What is being asked:
Isolate every line in the records below with "vendita" in it.
━━ Excerpted data
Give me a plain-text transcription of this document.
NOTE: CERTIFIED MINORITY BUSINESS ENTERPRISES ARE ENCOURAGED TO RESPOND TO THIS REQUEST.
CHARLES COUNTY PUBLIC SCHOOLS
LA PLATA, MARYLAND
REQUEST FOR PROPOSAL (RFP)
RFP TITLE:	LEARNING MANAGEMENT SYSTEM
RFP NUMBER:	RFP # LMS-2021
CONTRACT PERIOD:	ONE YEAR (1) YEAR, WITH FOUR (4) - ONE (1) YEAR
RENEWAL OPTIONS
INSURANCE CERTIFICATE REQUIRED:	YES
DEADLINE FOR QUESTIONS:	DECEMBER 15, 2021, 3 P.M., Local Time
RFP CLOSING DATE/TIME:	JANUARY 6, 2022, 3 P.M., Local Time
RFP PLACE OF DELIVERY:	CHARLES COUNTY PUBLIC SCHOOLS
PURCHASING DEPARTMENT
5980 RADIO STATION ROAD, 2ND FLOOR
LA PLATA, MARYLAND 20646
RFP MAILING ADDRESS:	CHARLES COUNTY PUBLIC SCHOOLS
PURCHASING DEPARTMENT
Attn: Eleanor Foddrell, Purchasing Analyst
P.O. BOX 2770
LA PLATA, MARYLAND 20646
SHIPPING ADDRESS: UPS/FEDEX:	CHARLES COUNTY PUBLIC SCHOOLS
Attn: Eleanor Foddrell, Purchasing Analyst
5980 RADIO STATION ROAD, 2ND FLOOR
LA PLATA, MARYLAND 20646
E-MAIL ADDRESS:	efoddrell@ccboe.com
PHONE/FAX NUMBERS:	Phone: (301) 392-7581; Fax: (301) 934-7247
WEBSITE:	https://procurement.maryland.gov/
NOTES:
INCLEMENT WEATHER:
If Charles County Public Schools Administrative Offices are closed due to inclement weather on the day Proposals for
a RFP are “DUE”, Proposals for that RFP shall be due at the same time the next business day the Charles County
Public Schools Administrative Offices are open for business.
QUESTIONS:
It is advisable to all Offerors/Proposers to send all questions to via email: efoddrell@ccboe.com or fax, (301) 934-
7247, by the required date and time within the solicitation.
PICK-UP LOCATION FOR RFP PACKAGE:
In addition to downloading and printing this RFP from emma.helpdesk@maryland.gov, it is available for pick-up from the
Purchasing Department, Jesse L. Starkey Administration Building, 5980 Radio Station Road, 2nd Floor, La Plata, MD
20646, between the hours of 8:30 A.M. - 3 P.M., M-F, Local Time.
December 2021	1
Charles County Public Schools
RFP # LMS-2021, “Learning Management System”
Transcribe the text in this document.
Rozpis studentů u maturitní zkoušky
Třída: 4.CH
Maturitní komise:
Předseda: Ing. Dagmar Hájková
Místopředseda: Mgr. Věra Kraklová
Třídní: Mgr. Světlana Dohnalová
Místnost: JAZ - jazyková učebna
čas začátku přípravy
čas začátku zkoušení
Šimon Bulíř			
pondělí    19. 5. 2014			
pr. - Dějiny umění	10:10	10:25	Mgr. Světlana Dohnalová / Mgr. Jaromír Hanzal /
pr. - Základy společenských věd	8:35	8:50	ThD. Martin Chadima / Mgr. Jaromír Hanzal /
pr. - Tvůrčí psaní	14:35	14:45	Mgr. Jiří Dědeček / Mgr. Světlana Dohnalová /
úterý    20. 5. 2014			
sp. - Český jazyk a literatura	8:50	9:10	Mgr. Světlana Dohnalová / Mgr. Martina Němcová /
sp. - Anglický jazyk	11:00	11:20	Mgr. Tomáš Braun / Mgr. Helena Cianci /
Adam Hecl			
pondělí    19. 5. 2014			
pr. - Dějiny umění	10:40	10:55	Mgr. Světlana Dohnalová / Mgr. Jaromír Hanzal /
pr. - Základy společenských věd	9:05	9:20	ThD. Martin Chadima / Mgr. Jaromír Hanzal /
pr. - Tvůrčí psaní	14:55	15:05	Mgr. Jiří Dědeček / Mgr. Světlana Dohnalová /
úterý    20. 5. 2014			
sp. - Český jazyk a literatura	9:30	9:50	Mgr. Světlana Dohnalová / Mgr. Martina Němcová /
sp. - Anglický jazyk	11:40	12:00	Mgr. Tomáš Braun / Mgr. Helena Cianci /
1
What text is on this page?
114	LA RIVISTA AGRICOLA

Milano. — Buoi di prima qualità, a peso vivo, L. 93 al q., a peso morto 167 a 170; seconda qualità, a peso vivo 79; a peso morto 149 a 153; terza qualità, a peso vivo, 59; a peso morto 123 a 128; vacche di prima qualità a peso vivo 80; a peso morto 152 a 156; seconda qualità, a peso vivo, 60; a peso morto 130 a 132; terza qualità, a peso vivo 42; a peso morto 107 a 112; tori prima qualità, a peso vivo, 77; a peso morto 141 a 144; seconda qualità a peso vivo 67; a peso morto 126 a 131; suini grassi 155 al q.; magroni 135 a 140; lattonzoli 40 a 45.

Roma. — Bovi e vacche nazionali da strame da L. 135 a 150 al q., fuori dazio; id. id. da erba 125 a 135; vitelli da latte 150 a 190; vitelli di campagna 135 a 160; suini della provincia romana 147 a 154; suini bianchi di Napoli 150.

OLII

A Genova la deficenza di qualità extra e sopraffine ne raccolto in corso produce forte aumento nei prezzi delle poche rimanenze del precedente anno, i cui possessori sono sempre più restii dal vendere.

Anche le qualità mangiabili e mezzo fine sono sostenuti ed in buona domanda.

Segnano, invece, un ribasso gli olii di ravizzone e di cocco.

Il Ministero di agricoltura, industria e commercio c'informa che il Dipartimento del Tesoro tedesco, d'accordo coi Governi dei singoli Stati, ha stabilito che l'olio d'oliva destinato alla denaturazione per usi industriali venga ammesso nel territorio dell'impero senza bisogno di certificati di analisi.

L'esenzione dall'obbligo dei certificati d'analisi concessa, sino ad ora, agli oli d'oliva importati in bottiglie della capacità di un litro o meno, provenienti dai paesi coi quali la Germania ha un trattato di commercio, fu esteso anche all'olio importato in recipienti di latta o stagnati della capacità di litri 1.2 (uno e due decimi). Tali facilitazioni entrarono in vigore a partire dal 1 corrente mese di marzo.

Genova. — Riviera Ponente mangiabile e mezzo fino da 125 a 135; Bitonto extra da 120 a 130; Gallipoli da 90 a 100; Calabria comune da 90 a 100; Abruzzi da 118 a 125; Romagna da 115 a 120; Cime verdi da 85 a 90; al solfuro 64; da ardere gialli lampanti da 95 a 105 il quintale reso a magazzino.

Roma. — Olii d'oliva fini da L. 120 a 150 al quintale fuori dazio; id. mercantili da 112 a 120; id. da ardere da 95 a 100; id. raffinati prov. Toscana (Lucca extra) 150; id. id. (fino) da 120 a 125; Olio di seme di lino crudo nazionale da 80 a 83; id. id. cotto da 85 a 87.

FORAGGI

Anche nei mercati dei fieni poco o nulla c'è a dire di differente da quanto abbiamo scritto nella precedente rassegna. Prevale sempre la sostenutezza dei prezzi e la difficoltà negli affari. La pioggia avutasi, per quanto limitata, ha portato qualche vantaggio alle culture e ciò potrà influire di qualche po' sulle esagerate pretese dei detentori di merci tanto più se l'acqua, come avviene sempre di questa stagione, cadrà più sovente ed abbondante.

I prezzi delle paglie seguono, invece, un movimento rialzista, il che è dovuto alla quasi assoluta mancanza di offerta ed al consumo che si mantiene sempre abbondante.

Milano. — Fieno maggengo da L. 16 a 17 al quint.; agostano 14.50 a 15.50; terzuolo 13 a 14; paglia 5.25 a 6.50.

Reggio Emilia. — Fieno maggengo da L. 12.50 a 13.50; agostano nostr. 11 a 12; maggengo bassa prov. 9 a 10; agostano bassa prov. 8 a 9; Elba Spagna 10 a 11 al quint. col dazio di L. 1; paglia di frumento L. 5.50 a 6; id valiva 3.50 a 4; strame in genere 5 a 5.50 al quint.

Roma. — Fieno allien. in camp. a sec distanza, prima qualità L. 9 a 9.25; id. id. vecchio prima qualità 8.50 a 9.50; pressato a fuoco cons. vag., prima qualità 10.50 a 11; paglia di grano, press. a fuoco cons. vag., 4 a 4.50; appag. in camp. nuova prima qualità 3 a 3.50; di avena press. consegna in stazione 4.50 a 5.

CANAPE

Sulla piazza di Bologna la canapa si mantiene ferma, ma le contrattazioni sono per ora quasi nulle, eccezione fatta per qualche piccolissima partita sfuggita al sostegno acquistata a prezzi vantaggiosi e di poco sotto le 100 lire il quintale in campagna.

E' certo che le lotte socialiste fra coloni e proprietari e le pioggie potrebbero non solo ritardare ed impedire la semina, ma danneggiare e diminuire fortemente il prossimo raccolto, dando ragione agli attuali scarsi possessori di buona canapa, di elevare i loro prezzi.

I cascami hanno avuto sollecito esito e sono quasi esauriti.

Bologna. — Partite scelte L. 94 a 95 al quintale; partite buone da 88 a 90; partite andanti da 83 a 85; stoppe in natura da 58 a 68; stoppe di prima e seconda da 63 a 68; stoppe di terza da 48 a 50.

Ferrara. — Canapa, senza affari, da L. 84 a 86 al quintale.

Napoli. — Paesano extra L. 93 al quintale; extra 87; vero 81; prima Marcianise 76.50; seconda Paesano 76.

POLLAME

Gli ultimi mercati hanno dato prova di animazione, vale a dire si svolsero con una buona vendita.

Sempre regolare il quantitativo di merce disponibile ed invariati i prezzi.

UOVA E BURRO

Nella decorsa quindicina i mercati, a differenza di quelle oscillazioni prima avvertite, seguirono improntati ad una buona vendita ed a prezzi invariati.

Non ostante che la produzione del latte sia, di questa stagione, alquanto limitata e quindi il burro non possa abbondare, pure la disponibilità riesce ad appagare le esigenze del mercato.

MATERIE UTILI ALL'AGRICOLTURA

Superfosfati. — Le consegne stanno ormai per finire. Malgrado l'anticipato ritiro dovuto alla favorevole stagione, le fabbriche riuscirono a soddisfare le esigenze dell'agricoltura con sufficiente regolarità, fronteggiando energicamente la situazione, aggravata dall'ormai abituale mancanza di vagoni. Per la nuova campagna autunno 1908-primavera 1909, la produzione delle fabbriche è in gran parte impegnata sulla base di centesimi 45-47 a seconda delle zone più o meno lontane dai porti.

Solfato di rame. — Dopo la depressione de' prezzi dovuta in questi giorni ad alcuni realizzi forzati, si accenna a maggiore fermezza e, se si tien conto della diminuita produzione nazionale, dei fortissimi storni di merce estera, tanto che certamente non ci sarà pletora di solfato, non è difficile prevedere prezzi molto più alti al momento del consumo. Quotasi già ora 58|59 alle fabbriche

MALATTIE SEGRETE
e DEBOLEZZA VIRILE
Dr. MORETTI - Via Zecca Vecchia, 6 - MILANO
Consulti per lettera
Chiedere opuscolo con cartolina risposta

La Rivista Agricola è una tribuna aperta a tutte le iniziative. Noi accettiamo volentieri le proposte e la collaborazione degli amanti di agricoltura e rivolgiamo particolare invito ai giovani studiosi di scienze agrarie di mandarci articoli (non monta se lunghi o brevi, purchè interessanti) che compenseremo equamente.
━━━━
Result below:
Gli ultimi mercati hanno dato prova di animazione, vale a dire si svolsero con una buona vendita.
Nella decorsa quindicina i mercati, a differenza di quelle oscillazioni prima avvertite, seguirono improntati ad una buona vendita ed a prezzi invariati.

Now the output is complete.